— Begin ENTRIES PROVIDED —

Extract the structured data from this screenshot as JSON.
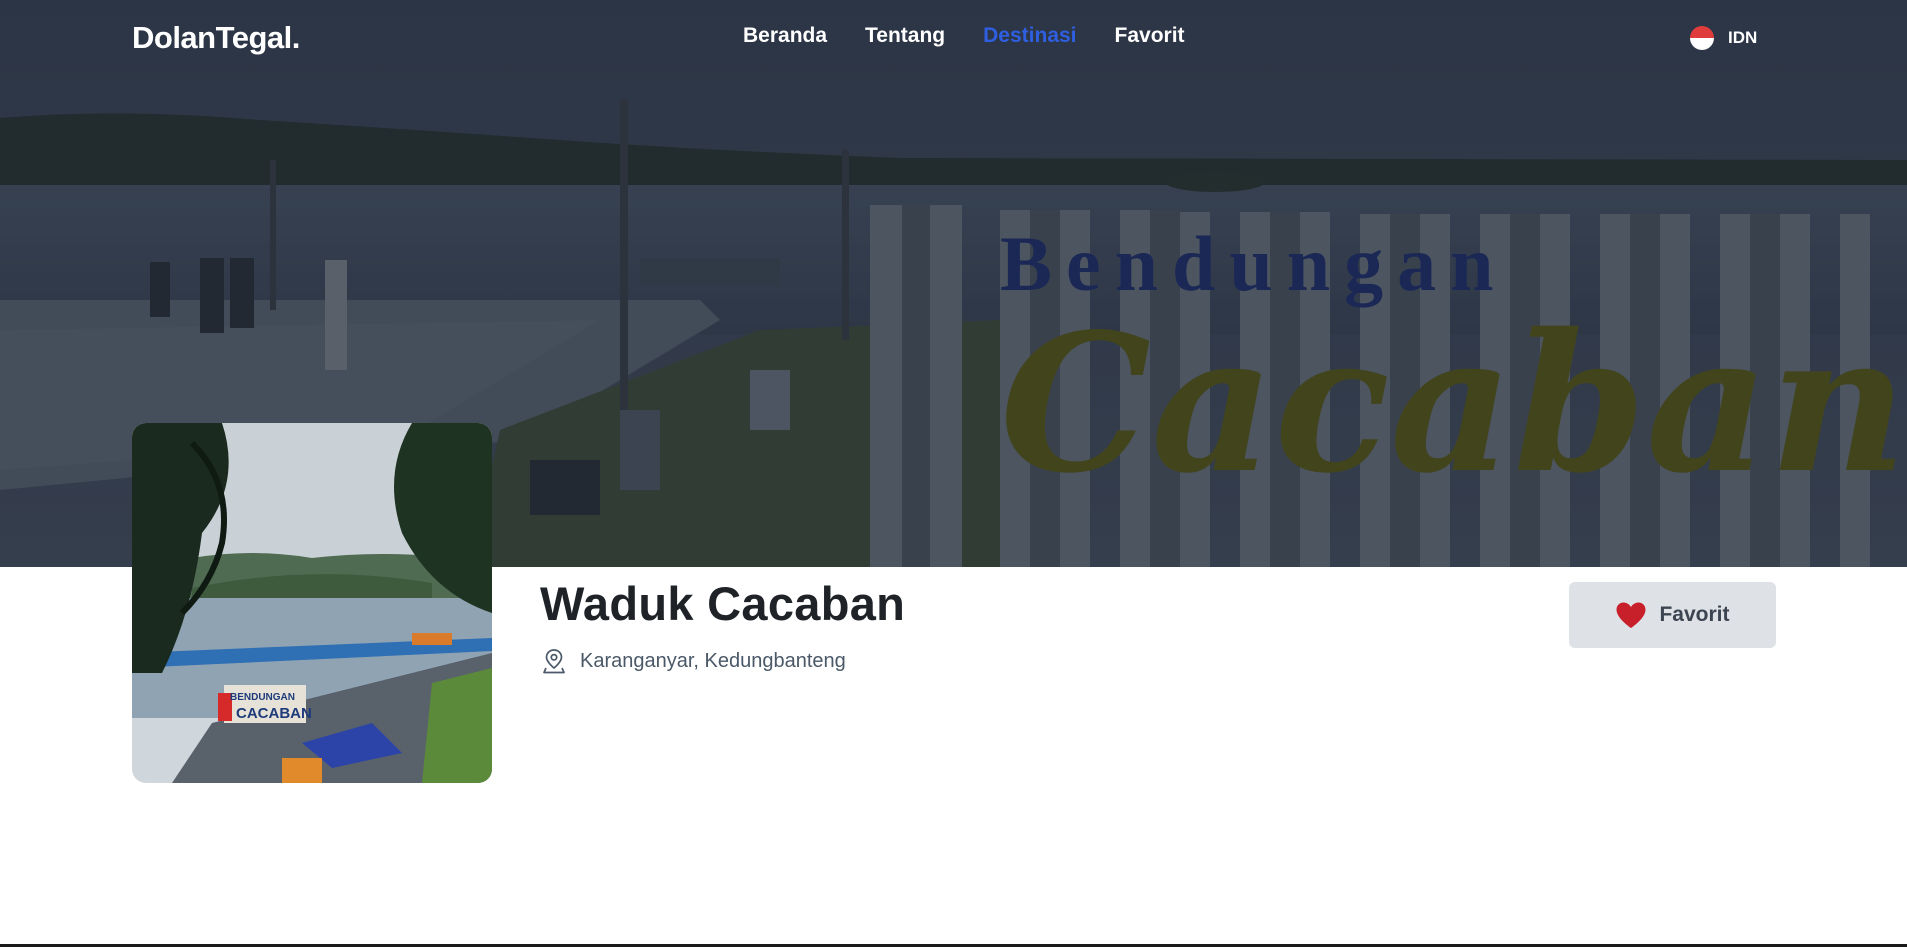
{
  "navbar": {
    "logo": "DolanTegal.",
    "links": [
      {
        "label": "Beranda",
        "active": false
      },
      {
        "label": "Tentang",
        "active": false
      },
      {
        "label": "Destinasi",
        "active": true
      },
      {
        "label": "Favorit",
        "active": false
      }
    ],
    "language": {
      "label": "IDN",
      "icon": "indonesia-flag-icon"
    }
  },
  "hero": {
    "sign_text_top": "Bendungan",
    "sign_text_main": "Cacaban"
  },
  "destination": {
    "title": "Waduk Cacaban",
    "location": "Karanganyar, Kedungbanteng",
    "location_icon": "map-pin-icon",
    "thumbnail_sign": [
      "BENDUNGAN",
      "CACABAN"
    ]
  },
  "actions": {
    "favorite_label": "Favorit",
    "favorite_icon": "heart-icon"
  },
  "colors": {
    "accent": "#2f5fe0",
    "heart": "#c8202a",
    "title": "#1f2328",
    "button_bg": "#dee1e5"
  }
}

— End ENTRIES PROVIDED —

__AIM__: Your task is to retype all the entries exactly and leave out any pictures.

__EXERCISE RESULT__:
Extract the structured data from this screenshot as JSON.
{
  "navbar": {
    "logo": "DolanTegal.",
    "links": [
      {
        "label": "Beranda",
        "active": false
      },
      {
        "label": "Tentang",
        "active": false
      },
      {
        "label": "Destinasi",
        "active": true
      },
      {
        "label": "Favorit",
        "active": false
      }
    ],
    "language": {
      "label": "IDN",
      "icon": "indonesia-flag-icon"
    }
  },
  "hero": {
    "sign_text_top": "Bendungan",
    "sign_text_main": "Cacaban"
  },
  "destination": {
    "title": "Waduk Cacaban",
    "location": "Karanganyar, Kedungbanteng",
    "location_icon": "map-pin-icon",
    "thumbnail_sign": [
      "BENDUNGAN",
      "CACABAN"
    ]
  },
  "actions": {
    "favorite_label": "Favorit",
    "favorite_icon": "heart-icon"
  },
  "colors": {
    "accent": "#2f5fe0",
    "heart": "#c8202a",
    "title": "#1f2328",
    "button_bg": "#dee1e5"
  }
}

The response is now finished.